* [Material to process]
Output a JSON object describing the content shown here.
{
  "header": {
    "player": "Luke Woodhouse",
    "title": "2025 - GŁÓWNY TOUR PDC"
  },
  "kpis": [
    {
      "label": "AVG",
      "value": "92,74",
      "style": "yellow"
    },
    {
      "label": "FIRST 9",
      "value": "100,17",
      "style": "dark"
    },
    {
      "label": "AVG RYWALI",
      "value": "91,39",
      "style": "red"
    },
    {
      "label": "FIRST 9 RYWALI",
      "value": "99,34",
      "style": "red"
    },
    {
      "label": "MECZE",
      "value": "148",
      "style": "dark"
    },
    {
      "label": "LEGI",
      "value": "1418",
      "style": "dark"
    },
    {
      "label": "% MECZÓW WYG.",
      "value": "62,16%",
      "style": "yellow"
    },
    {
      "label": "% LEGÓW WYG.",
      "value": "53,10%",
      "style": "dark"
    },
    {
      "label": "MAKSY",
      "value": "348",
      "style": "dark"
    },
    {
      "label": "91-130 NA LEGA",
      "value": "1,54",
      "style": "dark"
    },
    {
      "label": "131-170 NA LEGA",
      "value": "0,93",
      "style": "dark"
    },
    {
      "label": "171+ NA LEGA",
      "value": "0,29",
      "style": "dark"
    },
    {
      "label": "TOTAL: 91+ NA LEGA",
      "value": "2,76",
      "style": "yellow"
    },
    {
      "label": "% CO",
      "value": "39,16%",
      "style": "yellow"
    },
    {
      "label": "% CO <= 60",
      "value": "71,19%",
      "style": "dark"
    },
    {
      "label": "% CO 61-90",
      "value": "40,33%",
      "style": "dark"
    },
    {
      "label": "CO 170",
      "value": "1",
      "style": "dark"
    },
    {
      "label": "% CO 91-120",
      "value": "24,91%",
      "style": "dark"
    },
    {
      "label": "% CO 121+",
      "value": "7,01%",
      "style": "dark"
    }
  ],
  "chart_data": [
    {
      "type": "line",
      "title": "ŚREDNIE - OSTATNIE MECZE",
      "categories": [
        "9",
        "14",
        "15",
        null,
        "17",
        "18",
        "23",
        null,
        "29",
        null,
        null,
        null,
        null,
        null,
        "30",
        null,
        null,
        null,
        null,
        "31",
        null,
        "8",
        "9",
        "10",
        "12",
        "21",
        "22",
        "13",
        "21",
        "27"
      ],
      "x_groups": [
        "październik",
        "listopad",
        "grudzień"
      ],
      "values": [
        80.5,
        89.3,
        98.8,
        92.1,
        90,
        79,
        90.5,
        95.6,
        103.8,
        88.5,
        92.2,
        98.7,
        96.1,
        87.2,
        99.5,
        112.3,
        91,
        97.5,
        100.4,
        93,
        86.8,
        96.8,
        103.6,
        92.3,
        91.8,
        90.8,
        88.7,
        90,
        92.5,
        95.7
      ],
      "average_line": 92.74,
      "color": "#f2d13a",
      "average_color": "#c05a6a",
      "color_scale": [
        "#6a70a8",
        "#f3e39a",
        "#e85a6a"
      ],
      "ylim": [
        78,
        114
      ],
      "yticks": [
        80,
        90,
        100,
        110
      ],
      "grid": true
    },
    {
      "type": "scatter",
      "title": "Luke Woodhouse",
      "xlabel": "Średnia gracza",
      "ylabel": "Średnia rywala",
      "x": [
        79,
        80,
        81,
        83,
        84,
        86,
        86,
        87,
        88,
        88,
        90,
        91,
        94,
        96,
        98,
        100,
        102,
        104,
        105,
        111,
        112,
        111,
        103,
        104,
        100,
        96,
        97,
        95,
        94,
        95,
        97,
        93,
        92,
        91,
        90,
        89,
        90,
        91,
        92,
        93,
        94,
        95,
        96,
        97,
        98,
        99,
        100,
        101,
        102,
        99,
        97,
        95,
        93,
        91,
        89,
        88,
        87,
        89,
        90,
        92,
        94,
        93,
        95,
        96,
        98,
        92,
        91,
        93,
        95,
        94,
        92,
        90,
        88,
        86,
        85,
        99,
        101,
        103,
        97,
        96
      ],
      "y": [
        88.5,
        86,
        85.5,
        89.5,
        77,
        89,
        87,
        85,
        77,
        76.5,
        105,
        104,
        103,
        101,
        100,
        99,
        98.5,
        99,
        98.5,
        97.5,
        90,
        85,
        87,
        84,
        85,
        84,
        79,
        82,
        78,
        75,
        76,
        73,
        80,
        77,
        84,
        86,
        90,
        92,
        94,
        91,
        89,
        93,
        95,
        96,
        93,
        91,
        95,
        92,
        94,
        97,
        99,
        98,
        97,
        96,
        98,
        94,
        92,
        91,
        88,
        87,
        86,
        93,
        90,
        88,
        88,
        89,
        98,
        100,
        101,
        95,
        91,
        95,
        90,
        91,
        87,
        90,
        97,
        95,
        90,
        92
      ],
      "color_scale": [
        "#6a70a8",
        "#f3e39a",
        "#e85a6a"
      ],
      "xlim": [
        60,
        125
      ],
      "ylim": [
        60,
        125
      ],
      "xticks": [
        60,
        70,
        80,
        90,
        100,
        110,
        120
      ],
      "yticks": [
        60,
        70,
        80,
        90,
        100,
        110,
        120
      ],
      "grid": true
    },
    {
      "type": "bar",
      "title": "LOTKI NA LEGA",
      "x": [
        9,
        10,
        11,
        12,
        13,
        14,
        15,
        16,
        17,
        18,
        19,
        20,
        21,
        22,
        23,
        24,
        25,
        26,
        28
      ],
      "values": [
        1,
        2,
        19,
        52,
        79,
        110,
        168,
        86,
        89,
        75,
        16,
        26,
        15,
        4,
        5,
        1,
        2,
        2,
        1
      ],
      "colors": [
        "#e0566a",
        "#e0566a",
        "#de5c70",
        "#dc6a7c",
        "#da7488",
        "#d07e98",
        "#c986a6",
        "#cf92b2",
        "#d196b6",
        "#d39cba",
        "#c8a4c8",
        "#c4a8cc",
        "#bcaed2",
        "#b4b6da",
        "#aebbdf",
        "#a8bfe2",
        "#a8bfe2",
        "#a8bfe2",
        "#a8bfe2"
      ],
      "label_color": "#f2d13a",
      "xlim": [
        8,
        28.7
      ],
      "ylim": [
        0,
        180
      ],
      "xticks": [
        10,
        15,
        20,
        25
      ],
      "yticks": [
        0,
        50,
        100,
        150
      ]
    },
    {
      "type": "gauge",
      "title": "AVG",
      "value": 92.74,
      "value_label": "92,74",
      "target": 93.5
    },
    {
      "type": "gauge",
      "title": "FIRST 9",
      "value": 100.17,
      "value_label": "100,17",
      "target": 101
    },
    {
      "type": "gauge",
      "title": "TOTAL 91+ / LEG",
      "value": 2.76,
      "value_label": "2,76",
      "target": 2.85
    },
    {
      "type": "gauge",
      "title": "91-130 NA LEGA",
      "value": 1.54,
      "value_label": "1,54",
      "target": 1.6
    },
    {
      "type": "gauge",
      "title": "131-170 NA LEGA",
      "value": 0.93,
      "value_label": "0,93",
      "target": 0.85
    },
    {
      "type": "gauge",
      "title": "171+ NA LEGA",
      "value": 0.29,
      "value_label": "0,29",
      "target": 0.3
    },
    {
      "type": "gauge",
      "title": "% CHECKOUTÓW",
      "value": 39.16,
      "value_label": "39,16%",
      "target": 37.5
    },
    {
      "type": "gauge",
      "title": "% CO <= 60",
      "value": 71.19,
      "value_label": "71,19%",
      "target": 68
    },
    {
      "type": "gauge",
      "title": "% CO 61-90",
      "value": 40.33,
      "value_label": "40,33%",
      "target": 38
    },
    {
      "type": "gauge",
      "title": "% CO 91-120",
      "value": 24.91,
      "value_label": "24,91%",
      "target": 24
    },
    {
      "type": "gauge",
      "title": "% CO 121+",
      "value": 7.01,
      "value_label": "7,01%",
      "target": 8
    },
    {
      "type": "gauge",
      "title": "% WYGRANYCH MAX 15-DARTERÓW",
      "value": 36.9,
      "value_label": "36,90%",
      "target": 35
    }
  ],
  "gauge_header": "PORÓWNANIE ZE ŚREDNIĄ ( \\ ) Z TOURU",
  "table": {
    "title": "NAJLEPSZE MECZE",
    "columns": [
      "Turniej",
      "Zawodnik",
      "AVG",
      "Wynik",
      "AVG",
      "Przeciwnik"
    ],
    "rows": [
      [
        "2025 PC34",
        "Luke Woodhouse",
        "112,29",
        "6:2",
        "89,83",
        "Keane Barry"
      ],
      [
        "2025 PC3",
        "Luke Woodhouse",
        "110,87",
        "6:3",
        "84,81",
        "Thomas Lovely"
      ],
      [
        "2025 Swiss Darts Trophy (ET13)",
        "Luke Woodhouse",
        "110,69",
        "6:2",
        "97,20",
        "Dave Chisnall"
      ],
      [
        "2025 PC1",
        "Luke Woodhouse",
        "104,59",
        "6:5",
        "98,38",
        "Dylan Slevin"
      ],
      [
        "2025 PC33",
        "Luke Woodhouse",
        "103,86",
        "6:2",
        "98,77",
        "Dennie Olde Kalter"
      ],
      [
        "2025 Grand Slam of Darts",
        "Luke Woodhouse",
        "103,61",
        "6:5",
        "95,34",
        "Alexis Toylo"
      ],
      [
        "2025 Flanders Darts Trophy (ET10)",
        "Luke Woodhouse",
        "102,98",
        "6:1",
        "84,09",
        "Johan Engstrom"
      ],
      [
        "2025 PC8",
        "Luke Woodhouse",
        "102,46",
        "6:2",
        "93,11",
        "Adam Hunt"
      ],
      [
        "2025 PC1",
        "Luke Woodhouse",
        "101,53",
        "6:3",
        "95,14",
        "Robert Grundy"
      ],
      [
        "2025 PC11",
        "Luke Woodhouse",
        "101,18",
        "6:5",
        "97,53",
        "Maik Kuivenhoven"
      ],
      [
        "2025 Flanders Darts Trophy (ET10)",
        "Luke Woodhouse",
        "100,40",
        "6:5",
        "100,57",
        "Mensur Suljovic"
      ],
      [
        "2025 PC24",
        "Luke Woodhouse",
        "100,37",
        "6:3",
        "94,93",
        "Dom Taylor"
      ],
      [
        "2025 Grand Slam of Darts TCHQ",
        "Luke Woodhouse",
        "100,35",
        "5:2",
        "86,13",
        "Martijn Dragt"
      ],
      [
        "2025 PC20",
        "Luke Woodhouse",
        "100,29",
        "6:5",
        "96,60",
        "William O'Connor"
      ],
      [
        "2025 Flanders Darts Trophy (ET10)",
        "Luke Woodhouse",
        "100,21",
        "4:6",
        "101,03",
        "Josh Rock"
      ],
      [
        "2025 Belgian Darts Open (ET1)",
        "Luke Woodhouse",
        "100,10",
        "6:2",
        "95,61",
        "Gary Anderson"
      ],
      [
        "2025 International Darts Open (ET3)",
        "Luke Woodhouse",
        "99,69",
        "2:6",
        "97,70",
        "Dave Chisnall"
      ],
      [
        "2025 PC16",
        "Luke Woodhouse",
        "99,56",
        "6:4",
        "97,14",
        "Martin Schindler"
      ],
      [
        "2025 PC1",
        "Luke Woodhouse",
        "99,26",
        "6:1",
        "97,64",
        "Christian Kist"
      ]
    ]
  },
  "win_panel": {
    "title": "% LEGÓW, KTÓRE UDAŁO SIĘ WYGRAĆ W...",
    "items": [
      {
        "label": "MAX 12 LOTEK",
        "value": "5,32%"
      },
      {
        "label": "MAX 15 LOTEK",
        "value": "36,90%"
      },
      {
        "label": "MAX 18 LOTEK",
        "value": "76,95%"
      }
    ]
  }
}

* [Short task] Copy out each line of the records that holds the string "Slam".

* [Final result]
        "2025 Grand Slam of Darts",
        "2025 Grand Slam of Darts TCHQ",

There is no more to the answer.